─── Recorded information

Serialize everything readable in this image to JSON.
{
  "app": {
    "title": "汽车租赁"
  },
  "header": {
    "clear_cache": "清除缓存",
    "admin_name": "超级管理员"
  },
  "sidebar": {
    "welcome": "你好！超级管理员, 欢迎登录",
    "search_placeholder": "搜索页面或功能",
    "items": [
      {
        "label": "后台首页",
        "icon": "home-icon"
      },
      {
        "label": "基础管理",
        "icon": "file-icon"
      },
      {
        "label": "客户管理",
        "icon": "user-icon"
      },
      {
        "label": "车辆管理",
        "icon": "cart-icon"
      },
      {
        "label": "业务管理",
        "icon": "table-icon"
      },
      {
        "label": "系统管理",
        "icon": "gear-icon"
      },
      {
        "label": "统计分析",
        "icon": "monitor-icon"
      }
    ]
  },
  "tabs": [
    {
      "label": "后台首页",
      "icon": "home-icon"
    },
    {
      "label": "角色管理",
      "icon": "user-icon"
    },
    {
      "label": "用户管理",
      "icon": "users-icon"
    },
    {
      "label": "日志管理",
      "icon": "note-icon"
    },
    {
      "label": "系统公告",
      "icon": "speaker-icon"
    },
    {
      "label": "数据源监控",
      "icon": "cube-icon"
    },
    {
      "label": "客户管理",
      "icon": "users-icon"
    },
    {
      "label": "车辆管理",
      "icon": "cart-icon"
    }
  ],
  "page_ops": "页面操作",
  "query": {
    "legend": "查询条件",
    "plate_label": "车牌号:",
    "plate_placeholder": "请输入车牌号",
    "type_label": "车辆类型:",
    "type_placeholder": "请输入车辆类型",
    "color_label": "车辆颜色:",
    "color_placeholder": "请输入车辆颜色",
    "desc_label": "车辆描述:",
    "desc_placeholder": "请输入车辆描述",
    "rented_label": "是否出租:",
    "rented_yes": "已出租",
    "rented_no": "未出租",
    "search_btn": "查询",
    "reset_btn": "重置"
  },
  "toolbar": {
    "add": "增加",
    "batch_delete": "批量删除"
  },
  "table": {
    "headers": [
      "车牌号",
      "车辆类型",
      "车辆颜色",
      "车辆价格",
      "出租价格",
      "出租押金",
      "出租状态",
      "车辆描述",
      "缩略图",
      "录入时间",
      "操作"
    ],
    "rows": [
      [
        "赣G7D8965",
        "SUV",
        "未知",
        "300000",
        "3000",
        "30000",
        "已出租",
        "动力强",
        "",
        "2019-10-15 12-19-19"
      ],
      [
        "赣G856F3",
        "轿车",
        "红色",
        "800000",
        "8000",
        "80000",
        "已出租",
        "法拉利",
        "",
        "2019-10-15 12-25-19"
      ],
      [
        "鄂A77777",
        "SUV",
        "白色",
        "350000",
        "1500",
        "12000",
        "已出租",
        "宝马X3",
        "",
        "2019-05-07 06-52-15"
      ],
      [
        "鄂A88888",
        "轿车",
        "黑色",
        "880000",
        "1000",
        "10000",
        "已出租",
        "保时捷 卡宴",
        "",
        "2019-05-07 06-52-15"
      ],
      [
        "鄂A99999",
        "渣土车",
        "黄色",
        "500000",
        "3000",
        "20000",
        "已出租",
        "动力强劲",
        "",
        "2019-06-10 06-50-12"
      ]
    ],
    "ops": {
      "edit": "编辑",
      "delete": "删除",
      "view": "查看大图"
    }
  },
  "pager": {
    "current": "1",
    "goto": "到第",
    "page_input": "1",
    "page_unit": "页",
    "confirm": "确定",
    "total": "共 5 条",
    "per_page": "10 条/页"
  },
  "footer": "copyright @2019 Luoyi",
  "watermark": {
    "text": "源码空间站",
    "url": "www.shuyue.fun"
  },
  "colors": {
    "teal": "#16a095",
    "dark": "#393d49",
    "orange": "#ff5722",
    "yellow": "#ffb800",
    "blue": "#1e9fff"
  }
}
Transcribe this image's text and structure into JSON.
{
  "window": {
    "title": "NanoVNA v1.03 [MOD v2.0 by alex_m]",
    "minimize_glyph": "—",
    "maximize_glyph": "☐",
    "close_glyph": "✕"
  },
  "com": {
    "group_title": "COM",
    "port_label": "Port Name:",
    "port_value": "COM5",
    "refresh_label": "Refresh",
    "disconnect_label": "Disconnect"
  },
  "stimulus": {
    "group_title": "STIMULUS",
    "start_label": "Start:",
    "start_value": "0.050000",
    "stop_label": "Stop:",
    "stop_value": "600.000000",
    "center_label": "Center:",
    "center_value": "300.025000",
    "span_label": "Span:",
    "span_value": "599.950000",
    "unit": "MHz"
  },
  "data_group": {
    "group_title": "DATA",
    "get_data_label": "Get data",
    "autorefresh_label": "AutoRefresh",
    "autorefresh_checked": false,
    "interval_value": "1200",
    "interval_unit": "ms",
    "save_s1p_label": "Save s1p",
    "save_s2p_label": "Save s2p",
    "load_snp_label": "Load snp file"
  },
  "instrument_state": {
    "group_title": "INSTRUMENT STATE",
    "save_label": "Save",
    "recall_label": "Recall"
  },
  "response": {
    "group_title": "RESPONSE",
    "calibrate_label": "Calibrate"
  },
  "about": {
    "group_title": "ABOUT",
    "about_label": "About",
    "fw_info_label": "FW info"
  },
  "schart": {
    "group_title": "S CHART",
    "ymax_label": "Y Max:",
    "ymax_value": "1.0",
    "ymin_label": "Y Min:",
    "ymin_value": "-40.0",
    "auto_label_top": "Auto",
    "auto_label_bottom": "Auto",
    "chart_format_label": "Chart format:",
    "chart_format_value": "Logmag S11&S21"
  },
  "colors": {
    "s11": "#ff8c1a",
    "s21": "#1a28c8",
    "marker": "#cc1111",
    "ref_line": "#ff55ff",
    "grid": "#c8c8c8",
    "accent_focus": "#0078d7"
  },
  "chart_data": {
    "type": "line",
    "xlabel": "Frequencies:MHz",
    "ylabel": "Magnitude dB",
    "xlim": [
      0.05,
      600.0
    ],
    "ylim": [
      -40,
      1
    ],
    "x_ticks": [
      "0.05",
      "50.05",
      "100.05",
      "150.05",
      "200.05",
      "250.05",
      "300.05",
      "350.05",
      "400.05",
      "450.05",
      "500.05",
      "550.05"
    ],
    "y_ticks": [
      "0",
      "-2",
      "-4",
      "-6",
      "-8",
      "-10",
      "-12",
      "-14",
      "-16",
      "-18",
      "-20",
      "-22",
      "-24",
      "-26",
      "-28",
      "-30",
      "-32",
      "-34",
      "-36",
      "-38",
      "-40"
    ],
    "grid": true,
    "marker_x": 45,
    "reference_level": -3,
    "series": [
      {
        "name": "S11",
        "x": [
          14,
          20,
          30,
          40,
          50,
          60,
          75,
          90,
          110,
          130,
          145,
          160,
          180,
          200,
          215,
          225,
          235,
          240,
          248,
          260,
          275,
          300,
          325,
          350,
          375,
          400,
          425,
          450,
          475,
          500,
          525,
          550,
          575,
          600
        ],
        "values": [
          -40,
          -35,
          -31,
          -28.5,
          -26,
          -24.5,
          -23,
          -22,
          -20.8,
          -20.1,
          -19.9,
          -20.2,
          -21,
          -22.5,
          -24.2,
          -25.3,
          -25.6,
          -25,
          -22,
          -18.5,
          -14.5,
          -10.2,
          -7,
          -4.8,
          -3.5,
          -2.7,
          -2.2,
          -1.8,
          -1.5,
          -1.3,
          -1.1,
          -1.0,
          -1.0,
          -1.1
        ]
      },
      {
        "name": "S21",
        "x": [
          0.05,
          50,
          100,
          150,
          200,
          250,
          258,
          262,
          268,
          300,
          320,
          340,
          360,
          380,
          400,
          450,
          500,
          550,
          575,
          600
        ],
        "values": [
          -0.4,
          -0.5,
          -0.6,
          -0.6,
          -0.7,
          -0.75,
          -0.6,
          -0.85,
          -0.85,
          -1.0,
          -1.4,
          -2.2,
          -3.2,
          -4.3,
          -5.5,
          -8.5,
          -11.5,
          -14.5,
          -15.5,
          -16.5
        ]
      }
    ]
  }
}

──────

Directions for this task:
For this exercise, gather every line of the data that contains the word "file".

Exercise solution:
        "icon": "file-icon"
    "load_snp_label": "Load snp file"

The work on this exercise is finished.